>> Start Information shown

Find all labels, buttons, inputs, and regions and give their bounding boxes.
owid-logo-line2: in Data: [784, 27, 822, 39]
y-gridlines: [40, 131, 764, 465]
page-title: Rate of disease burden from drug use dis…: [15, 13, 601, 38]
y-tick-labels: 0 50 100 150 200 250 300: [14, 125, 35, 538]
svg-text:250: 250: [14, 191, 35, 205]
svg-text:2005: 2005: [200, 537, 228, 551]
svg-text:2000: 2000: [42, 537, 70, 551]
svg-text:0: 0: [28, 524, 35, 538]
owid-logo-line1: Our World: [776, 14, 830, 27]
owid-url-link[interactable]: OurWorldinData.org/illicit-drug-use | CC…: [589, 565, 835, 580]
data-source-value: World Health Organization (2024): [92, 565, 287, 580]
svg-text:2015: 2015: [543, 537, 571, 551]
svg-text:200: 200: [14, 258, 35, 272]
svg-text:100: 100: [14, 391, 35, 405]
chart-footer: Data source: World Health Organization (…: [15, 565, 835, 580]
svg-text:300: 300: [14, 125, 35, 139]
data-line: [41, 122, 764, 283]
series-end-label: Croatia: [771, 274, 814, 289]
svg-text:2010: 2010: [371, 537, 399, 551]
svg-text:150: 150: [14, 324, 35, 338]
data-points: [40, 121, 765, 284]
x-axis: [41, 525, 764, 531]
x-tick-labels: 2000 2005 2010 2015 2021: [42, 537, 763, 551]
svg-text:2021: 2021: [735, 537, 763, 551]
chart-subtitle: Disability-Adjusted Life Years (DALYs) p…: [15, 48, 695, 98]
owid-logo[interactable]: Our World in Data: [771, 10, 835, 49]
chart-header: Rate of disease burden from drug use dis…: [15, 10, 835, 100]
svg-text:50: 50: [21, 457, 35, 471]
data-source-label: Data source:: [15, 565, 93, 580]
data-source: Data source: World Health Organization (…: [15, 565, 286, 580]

>> End Information shown

| What you will do |
Tally the lines in the items that contain the word "logo" and give only the number.

| Response for this exercise |
3